Problem - Copy the listing word for word, from its first line up to and including the line that contains "appendix-line: Приложение (634, 112, 769, 139)".

-- START OF Raw records --

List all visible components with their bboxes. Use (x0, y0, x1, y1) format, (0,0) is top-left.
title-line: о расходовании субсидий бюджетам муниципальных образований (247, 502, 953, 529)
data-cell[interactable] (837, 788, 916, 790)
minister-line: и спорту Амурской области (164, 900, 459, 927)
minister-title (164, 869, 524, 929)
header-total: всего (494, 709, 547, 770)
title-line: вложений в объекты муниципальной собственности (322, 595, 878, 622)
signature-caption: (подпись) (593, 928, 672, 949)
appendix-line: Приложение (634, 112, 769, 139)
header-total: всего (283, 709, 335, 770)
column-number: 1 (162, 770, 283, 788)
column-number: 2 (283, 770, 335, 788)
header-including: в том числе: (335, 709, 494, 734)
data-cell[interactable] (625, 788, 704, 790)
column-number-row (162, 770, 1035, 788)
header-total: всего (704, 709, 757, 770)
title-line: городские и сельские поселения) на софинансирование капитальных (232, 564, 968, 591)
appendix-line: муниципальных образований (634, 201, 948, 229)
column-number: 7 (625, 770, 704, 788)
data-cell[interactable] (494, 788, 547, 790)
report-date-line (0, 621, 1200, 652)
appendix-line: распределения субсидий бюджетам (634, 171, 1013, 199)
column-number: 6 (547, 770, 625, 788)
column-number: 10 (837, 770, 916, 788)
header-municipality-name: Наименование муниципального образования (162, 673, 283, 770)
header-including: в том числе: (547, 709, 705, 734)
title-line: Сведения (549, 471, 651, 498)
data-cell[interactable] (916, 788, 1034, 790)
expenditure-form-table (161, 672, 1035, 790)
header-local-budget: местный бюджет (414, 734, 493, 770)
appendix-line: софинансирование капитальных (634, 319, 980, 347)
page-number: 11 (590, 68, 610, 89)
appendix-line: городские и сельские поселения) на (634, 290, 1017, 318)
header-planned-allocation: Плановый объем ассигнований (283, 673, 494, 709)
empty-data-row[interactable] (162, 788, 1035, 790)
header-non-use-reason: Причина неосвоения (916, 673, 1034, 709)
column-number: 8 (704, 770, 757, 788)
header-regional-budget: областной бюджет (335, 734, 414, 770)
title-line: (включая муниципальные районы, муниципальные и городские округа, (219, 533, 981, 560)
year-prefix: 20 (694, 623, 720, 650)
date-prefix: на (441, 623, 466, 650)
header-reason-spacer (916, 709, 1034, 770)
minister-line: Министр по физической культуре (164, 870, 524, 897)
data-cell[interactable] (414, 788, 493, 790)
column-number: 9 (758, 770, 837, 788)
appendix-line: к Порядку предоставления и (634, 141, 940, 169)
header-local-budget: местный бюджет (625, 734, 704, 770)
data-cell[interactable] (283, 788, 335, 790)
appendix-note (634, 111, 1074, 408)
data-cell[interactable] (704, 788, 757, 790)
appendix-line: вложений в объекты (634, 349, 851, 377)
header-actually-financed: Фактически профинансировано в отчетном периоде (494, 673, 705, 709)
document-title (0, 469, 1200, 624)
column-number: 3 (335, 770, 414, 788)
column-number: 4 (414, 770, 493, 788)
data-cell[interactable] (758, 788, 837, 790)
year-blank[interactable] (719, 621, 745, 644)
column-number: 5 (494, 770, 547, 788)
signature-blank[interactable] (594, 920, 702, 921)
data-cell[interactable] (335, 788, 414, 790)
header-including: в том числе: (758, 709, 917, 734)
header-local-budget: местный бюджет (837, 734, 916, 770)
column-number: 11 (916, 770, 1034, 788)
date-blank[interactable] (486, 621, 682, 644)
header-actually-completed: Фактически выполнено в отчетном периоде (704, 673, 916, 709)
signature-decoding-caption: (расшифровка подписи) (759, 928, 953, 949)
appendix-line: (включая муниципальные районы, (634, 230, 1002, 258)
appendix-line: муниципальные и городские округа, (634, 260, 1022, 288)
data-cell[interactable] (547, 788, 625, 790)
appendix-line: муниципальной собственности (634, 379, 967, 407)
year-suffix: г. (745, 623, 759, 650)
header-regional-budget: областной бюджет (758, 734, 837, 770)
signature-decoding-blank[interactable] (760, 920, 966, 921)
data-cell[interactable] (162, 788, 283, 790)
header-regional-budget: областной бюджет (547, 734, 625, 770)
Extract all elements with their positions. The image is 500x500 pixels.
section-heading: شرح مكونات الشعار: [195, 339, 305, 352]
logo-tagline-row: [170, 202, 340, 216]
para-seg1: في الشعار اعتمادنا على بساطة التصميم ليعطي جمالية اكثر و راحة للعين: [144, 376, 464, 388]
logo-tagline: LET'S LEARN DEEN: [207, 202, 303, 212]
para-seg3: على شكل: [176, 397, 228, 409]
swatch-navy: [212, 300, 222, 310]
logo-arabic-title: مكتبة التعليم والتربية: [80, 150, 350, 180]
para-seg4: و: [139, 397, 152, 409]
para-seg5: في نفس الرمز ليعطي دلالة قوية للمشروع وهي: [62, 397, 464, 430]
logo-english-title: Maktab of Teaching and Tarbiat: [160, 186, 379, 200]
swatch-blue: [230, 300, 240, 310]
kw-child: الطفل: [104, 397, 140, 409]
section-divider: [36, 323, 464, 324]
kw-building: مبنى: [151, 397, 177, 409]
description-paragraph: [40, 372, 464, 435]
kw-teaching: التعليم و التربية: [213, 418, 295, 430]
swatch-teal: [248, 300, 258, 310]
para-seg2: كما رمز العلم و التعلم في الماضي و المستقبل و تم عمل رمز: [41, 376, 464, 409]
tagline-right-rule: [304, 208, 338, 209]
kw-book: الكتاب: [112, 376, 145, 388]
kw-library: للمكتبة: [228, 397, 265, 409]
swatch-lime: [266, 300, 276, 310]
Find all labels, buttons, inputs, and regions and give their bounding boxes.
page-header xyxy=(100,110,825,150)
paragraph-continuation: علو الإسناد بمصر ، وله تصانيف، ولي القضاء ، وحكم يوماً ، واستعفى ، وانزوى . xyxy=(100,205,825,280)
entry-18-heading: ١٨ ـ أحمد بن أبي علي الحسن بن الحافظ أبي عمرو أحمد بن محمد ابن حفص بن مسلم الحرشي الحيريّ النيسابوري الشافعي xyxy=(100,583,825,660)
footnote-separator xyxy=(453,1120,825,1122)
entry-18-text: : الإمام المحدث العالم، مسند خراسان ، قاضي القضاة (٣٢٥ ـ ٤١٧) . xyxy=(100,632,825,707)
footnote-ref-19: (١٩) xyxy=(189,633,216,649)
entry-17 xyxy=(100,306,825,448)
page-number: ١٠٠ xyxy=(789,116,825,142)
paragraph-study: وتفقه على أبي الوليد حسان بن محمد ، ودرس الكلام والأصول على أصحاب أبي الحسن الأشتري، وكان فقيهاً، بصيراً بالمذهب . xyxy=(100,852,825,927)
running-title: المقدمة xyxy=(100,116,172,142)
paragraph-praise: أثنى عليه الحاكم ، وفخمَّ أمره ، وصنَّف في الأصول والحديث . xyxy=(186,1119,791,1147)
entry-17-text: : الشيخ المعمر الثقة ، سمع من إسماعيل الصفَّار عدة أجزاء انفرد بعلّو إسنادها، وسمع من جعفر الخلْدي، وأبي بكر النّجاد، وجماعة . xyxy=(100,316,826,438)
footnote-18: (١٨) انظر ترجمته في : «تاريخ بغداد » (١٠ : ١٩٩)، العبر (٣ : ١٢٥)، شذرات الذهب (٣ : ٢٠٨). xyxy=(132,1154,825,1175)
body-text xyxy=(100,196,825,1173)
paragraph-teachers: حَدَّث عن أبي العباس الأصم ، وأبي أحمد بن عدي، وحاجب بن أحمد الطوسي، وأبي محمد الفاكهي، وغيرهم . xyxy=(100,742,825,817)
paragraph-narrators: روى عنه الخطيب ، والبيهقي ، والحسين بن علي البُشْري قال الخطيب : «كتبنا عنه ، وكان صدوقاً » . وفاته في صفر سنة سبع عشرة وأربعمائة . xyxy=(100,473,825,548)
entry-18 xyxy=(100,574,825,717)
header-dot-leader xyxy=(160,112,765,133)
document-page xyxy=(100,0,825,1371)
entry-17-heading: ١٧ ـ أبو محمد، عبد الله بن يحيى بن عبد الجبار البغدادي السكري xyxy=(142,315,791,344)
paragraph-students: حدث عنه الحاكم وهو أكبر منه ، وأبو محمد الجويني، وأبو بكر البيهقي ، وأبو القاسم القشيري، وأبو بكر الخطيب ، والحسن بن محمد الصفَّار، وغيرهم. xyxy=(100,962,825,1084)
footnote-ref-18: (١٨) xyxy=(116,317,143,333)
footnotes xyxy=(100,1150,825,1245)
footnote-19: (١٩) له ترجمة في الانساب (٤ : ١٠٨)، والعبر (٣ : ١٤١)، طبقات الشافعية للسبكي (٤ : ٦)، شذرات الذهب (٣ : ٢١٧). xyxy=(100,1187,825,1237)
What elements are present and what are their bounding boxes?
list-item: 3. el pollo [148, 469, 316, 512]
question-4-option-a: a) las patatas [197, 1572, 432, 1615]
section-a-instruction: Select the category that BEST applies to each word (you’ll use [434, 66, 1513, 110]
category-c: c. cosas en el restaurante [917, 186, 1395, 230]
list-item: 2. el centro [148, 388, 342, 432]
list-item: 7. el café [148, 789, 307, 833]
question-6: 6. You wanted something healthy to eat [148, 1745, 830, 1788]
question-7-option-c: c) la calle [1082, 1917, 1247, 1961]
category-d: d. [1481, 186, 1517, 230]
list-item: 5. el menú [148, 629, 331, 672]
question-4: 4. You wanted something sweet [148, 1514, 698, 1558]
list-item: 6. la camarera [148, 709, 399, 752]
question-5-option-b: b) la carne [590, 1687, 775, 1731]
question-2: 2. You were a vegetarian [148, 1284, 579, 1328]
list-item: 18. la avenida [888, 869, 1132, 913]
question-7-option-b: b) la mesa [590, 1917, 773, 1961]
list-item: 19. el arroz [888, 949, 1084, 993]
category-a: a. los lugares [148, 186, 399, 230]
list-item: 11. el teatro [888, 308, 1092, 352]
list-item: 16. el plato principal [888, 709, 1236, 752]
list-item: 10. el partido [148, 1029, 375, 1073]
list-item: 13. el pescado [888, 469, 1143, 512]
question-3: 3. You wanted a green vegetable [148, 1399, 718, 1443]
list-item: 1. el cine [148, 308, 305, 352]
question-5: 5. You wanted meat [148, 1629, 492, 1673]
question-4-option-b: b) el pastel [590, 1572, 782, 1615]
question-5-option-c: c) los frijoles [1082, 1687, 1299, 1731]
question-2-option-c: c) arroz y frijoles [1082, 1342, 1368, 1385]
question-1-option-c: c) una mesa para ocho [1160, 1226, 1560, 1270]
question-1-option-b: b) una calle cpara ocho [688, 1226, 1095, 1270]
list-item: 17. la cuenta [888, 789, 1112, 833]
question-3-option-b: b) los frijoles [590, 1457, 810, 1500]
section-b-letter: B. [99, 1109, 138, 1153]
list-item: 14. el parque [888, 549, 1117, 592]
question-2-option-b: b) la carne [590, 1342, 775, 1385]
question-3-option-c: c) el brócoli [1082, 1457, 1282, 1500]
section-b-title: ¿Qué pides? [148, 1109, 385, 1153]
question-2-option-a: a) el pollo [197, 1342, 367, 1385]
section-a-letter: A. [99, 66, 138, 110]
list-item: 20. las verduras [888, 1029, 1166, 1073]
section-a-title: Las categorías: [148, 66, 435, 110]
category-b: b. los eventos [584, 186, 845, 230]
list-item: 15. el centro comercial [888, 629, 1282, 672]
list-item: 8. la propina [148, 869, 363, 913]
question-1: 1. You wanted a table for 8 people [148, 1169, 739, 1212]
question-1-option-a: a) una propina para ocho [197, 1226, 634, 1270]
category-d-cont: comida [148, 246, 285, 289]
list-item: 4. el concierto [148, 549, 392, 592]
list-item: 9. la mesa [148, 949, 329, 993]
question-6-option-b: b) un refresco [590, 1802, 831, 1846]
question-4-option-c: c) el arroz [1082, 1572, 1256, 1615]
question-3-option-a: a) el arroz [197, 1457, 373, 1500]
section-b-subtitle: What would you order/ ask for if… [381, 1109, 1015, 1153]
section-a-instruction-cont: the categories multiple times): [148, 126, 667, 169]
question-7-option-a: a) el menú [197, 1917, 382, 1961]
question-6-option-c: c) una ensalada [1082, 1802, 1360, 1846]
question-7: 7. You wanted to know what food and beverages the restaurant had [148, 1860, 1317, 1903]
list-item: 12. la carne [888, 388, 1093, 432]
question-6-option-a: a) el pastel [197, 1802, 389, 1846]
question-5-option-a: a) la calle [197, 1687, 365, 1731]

-- END OF Raw records --

Completed exercise -
List all visible components with their bboxes. Use (x0, y0, x1, y1) format, (0,0) is top-left.
title-line: о расходовании субсидий бюджетам муниципальных образований (247, 502, 953, 529)
data-cell[interactable] (837, 788, 916, 790)
minister-line: и спорту Амурской области (164, 900, 459, 927)
minister-title (164, 869, 524, 929)
header-total: всего (494, 709, 547, 770)
title-line: вложений в объекты муниципальной собственности (322, 595, 878, 622)
signature-caption: (подпись) (593, 928, 672, 949)
appendix-line: Приложение (634, 112, 769, 139)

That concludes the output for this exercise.